◆ **EXTRACTED DATA**

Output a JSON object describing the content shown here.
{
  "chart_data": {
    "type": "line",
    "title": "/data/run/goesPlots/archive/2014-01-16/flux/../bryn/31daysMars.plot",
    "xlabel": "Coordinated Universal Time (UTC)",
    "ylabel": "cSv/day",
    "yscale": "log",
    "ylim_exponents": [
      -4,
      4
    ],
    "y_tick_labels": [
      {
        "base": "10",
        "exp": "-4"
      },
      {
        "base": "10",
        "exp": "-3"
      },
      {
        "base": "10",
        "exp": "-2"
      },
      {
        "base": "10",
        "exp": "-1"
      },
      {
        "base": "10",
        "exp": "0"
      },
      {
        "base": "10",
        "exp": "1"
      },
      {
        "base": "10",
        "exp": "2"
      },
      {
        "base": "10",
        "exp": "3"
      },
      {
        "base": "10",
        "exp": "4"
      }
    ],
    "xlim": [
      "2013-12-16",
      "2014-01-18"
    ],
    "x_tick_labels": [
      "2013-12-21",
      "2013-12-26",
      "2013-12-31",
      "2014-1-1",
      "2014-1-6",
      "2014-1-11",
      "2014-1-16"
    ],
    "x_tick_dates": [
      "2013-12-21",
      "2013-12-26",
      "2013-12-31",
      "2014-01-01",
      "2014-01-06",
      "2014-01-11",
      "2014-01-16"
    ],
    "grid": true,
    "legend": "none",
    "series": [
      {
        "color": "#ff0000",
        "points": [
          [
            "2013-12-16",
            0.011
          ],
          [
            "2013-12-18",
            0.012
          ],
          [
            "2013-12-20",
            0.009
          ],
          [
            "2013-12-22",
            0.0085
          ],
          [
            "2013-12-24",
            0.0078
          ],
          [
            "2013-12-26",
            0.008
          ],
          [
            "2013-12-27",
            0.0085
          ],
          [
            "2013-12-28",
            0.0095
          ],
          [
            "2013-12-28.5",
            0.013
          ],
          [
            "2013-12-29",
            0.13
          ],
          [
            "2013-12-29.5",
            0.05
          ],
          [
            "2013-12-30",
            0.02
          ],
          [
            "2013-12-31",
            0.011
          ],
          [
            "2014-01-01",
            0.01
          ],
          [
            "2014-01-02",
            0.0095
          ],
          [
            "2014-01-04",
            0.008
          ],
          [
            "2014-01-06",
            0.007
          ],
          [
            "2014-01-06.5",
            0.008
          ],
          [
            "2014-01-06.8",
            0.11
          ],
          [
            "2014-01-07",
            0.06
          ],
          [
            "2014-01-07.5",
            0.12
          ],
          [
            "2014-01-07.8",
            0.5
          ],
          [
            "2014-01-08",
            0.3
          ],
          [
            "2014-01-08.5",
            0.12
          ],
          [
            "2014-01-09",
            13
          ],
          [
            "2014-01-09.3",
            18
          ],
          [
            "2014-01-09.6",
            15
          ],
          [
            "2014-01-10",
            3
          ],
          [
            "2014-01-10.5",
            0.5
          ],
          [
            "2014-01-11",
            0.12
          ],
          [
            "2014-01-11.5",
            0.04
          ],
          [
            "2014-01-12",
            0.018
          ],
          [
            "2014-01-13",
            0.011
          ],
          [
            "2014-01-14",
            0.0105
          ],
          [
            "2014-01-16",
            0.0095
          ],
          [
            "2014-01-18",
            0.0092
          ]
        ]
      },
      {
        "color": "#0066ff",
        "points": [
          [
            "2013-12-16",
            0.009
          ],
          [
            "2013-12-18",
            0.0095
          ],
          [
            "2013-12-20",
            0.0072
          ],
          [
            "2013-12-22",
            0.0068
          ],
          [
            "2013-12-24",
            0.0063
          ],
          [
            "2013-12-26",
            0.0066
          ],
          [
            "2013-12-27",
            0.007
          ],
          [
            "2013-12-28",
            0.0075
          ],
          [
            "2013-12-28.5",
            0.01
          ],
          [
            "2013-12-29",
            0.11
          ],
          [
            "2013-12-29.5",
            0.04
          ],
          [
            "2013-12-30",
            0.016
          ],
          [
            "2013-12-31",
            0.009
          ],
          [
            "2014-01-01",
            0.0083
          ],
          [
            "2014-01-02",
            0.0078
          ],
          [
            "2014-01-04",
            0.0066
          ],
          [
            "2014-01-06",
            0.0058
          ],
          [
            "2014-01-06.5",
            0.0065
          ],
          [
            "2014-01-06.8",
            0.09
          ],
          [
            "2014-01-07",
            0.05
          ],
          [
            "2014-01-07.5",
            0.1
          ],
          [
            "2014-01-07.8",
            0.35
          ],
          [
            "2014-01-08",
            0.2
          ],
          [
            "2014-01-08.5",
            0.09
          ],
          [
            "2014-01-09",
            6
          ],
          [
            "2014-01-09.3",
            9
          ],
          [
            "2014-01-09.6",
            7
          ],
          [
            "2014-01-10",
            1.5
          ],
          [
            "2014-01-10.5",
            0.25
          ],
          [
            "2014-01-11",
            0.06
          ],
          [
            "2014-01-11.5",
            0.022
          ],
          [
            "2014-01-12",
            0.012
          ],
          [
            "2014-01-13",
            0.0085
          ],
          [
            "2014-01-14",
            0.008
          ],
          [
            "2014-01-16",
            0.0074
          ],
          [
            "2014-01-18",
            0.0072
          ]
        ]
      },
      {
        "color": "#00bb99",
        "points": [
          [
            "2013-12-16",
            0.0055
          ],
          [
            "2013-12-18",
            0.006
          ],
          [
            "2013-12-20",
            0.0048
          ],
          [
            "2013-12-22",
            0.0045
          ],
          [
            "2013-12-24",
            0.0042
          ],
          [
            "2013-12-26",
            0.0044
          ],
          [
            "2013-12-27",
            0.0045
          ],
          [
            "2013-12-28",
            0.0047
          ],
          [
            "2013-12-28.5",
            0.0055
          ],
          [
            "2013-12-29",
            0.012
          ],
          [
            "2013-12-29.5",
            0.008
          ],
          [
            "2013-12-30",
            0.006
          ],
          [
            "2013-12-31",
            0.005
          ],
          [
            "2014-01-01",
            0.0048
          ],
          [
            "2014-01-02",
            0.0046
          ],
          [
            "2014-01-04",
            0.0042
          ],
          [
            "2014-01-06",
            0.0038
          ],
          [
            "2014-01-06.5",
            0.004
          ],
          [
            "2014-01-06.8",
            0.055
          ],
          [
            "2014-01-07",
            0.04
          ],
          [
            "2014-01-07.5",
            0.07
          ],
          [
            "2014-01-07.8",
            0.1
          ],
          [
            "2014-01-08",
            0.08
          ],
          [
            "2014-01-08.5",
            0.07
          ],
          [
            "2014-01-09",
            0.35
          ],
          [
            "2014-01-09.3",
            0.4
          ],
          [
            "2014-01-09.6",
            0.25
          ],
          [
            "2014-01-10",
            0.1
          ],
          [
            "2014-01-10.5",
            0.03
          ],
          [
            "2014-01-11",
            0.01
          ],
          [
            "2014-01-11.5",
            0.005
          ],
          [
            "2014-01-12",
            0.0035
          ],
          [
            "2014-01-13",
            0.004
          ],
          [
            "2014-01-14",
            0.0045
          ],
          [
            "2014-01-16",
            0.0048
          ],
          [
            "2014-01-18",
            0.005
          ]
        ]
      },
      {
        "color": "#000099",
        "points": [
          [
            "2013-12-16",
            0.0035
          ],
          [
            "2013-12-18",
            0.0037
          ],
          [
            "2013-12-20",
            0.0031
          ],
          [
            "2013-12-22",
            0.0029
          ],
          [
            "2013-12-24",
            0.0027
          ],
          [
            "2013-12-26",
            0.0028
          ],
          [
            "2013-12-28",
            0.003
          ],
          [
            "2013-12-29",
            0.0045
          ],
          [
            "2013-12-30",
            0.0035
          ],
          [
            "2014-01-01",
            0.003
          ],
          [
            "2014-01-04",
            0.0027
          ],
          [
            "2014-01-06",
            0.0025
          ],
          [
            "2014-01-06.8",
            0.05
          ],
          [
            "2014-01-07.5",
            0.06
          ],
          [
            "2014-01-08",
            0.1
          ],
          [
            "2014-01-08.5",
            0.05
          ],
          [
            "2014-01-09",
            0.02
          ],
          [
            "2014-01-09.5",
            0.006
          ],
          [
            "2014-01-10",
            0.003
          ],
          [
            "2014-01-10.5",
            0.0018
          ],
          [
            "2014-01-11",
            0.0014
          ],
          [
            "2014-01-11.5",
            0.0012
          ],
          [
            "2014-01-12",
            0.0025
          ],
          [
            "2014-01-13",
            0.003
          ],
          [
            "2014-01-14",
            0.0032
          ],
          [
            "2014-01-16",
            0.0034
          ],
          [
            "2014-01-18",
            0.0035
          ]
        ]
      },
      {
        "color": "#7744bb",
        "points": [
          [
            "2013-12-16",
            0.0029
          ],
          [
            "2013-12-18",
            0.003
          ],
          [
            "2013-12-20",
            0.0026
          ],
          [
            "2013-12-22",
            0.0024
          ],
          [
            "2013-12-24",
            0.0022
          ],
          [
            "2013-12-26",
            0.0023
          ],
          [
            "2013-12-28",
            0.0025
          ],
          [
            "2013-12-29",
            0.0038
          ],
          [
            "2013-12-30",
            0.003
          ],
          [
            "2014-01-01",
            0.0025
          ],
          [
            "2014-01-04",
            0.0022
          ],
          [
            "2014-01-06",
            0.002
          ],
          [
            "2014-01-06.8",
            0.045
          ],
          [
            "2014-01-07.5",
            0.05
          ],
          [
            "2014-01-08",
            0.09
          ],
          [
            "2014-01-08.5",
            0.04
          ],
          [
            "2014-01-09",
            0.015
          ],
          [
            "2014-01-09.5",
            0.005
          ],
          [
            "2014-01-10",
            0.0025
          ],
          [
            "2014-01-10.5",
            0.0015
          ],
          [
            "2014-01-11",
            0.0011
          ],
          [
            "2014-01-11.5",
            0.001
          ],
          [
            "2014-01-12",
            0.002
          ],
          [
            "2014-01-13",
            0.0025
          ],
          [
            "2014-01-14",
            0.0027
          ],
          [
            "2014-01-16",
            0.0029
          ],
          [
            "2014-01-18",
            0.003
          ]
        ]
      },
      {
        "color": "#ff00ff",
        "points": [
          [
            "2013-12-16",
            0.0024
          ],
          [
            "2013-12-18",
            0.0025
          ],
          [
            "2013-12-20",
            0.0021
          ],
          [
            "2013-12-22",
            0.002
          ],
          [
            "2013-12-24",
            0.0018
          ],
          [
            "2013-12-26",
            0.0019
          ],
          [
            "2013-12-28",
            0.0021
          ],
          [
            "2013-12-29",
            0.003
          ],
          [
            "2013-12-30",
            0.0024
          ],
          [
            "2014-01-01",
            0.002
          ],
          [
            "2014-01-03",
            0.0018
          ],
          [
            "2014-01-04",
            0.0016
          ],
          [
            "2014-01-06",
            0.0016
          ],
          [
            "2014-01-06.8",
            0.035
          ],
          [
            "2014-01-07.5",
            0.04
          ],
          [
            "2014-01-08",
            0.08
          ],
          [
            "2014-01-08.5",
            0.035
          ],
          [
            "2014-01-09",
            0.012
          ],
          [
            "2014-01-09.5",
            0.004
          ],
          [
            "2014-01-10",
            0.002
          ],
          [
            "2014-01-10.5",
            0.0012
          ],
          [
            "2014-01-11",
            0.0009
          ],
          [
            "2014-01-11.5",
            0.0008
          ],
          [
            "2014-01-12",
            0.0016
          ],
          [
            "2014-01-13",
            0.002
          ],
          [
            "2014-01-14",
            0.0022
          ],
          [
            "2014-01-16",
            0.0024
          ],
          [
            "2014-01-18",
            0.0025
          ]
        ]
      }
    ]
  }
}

◆ **WHAT IS REQUIRED**
Wherever the word "color" occurs in a line of the listing, copy that line.

◆ **SOLUTION**
        "color": "#ff0000",
        "color": "#0066ff",
        "color": "#00bb99",
        "color": "#000099",
        "color": "#7744bb",
        "color": "#ff00ff",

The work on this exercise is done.